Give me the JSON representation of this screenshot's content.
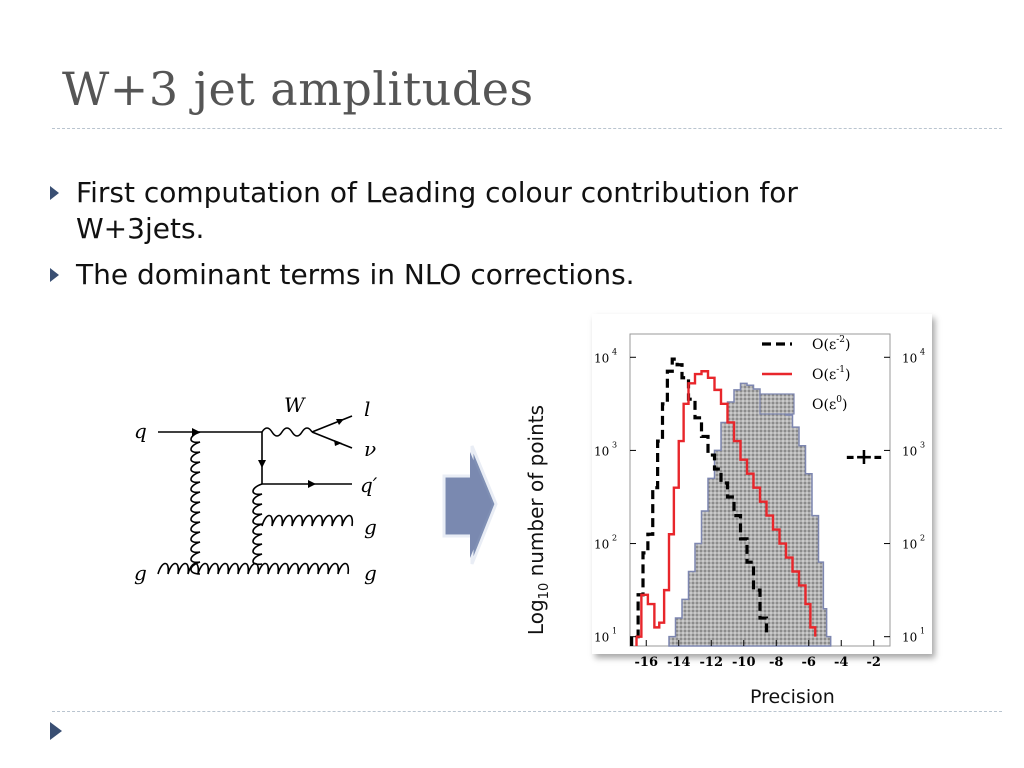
{
  "slide": {
    "title": "W+3 jet amplitudes",
    "bullets": [
      "First computation of Leading colour contribution for W+3jets.",
      "The dominant terms in NLO corrections."
    ]
  },
  "diagram": {
    "labels": {
      "q": "q",
      "W": "W",
      "l": "l",
      "nu": "ν",
      "qprime": "q′",
      "g1": "g",
      "g2": "g",
      "g3": "g"
    }
  },
  "chart_data": {
    "type": "line",
    "xlabel_prefix": "Log",
    "xlabel_sub": "10",
    "ylabel_suffix": " number of points",
    "xlabel": "Precision",
    "x_ticks": [
      "-16",
      "-14",
      "-12",
      "-10",
      "-8",
      "-6",
      "-4",
      "-2"
    ],
    "y_ticks_left": [
      "10",
      "10",
      "10",
      "10"
    ],
    "y_tick_exponents": [
      "4",
      "3",
      "2",
      "1"
    ],
    "y_scale": "log",
    "xlim": [
      -17,
      -1
    ],
    "ylim_exp": [
      0.9,
      4.25
    ],
    "legend_position": "top-right",
    "annotation": "-+-",
    "series": [
      {
        "name": "O(ε-2)",
        "label_base": "O(ε",
        "label_exp": "-2",
        "style": "dashed",
        "color": "#000000",
        "points": [
          [
            -16.9,
            1.0
          ],
          [
            -16.5,
            1.45
          ],
          [
            -16.2,
            1.9
          ],
          [
            -15.9,
            2.1
          ],
          [
            -15.6,
            2.6
          ],
          [
            -15.3,
            3.1
          ],
          [
            -15.0,
            3.5
          ],
          [
            -14.7,
            3.85
          ],
          [
            -14.4,
            3.98
          ],
          [
            -14.1,
            3.92
          ],
          [
            -13.8,
            3.78
          ],
          [
            -13.4,
            3.55
          ],
          [
            -13.0,
            3.35
          ],
          [
            -12.6,
            3.15
          ],
          [
            -12.2,
            2.95
          ],
          [
            -11.8,
            2.8
          ],
          [
            -11.4,
            2.65
          ],
          [
            -11.0,
            2.5
          ],
          [
            -10.6,
            2.3
          ],
          [
            -10.2,
            2.05
          ],
          [
            -9.8,
            1.8
          ],
          [
            -9.4,
            1.5
          ],
          [
            -9.0,
            1.2
          ],
          [
            -8.6,
            1.0
          ]
        ]
      },
      {
        "name": "O(ε-1)",
        "label_base": "O(ε",
        "label_exp": "-1",
        "style": "solid",
        "color": "#e8262b",
        "points": [
          [
            -16.6,
            1.0
          ],
          [
            -16.3,
            1.45
          ],
          [
            -15.9,
            1.35
          ],
          [
            -15.5,
            1.1
          ],
          [
            -15.2,
            1.15
          ],
          [
            -14.9,
            1.5
          ],
          [
            -14.6,
            2.1
          ],
          [
            -14.3,
            2.6
          ],
          [
            -14.0,
            3.1
          ],
          [
            -13.7,
            3.5
          ],
          [
            -13.4,
            3.72
          ],
          [
            -13.0,
            3.82
          ],
          [
            -12.6,
            3.85
          ],
          [
            -12.2,
            3.78
          ],
          [
            -11.8,
            3.65
          ],
          [
            -11.4,
            3.5
          ],
          [
            -11.0,
            3.3
          ],
          [
            -10.6,
            3.1
          ],
          [
            -10.2,
            2.9
          ],
          [
            -9.8,
            2.75
          ],
          [
            -9.4,
            2.6
          ],
          [
            -9.0,
            2.45
          ],
          [
            -8.6,
            2.3
          ],
          [
            -8.2,
            2.15
          ],
          [
            -7.8,
            2.0
          ],
          [
            -7.4,
            1.85
          ],
          [
            -7.0,
            1.7
          ],
          [
            -6.6,
            1.55
          ],
          [
            -6.2,
            1.35
          ],
          [
            -5.9,
            1.1
          ],
          [
            -5.6,
            1.0
          ]
        ]
      },
      {
        "name": "O(ε0)",
        "label_base": "O(ε",
        "label_exp": "0",
        "style": "filled",
        "color": "#9a9a9a",
        "points": [
          [
            -14.6,
            1.0
          ],
          [
            -14.2,
            1.2
          ],
          [
            -13.8,
            1.4
          ],
          [
            -13.4,
            1.7
          ],
          [
            -13.0,
            2.0
          ],
          [
            -12.6,
            2.35
          ],
          [
            -12.2,
            2.7
          ],
          [
            -11.8,
            3.0
          ],
          [
            -11.4,
            3.3
          ],
          [
            -11.0,
            3.52
          ],
          [
            -10.6,
            3.65
          ],
          [
            -10.2,
            3.72
          ],
          [
            -9.8,
            3.7
          ],
          [
            -9.4,
            3.66
          ],
          [
            -9.0,
            3.6
          ],
          [
            -8.6,
            3.55
          ],
          [
            -8.2,
            3.5
          ],
          [
            -7.8,
            3.45
          ],
          [
            -7.4,
            3.38
          ],
          [
            -7.0,
            3.25
          ],
          [
            -6.6,
            3.05
          ],
          [
            -6.2,
            2.75
          ],
          [
            -5.8,
            2.3
          ],
          [
            -5.4,
            1.8
          ],
          [
            -5.1,
            1.3
          ],
          [
            -4.9,
            1.0
          ]
        ]
      }
    ]
  }
}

****************************************

WORK REQUIRED
Copy out all lines where the word "color" appears.

SOLUTION FOR THIS TASK
        "color": "#000000",
        "color": "#e8262b",
        "color": "#9a9a9a",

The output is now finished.